• _EXERCISE_
Search the data for the word "Evaluation" and copy every line where it occurs.

• _MATERIAL FOR THE TASK_
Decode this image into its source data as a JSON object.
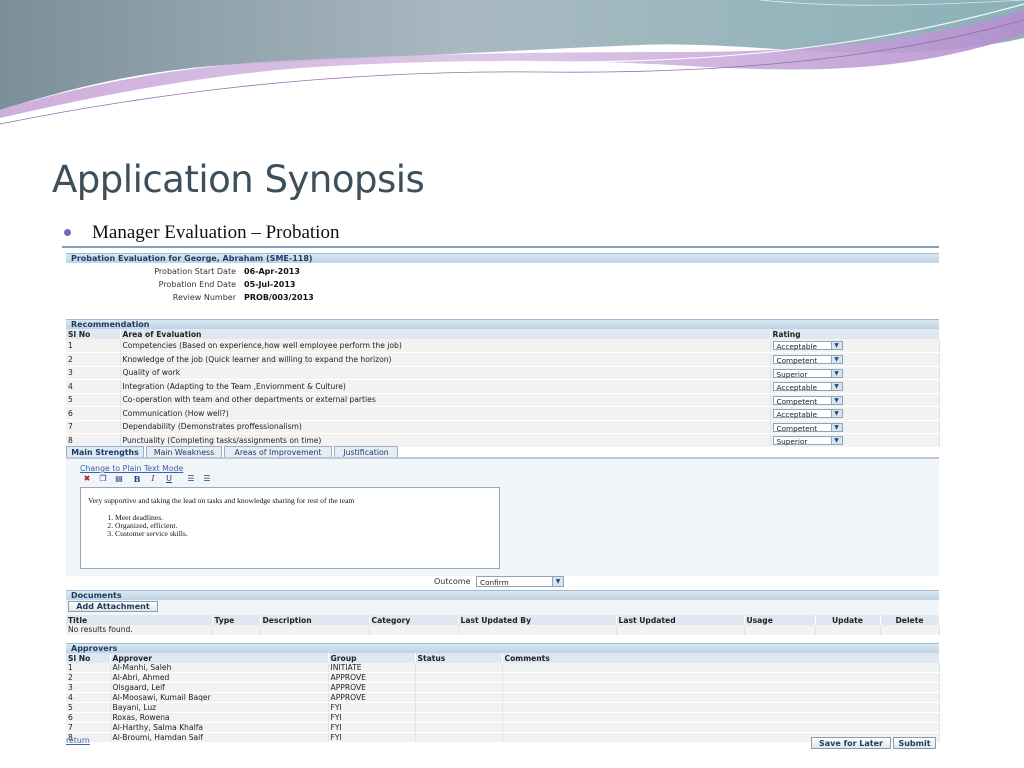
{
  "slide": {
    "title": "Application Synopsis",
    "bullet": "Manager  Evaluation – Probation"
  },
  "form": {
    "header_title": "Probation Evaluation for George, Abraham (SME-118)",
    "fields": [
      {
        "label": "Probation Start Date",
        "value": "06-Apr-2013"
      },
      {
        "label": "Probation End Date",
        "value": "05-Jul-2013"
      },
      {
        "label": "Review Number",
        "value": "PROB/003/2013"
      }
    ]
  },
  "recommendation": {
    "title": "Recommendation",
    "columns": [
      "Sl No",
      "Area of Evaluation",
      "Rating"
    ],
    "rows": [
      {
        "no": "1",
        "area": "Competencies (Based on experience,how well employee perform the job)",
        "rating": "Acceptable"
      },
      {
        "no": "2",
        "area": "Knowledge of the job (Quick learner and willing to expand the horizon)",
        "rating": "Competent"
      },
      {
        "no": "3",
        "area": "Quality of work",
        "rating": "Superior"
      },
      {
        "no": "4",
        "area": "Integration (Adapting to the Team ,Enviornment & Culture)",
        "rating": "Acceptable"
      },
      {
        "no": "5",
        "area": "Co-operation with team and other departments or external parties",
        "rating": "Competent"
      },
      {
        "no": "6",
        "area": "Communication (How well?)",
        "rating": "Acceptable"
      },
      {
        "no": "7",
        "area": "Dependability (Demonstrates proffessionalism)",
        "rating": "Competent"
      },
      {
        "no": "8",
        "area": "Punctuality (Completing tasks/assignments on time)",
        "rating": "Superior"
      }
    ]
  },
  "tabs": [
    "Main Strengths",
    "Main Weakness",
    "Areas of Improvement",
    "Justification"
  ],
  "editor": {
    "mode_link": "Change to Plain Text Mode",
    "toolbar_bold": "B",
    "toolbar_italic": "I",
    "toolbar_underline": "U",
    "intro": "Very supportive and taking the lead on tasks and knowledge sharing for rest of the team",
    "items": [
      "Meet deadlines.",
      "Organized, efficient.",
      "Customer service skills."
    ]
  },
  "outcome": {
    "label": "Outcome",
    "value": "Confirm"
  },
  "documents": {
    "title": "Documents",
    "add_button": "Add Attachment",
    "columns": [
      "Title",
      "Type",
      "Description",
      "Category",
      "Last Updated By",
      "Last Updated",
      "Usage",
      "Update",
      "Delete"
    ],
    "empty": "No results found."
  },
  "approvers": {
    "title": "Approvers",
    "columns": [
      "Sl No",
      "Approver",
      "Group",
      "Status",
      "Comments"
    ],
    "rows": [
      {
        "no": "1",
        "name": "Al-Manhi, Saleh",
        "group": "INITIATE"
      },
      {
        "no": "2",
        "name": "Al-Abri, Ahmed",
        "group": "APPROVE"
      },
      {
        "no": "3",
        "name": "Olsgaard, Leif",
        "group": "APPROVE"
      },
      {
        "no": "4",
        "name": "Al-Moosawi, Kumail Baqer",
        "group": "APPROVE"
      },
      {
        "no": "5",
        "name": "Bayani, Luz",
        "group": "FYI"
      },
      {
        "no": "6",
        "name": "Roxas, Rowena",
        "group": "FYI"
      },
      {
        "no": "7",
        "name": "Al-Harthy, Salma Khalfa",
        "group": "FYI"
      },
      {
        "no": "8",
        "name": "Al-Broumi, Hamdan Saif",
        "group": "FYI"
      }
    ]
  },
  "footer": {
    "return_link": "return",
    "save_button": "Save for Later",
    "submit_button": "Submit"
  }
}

• _SOLUTION BELOW_
    "bullet": "Manager  Evaluation – Probation"
    "header_title": "Probation Evaluation for George, Abraham (SME-118)",
      "Area of Evaluation",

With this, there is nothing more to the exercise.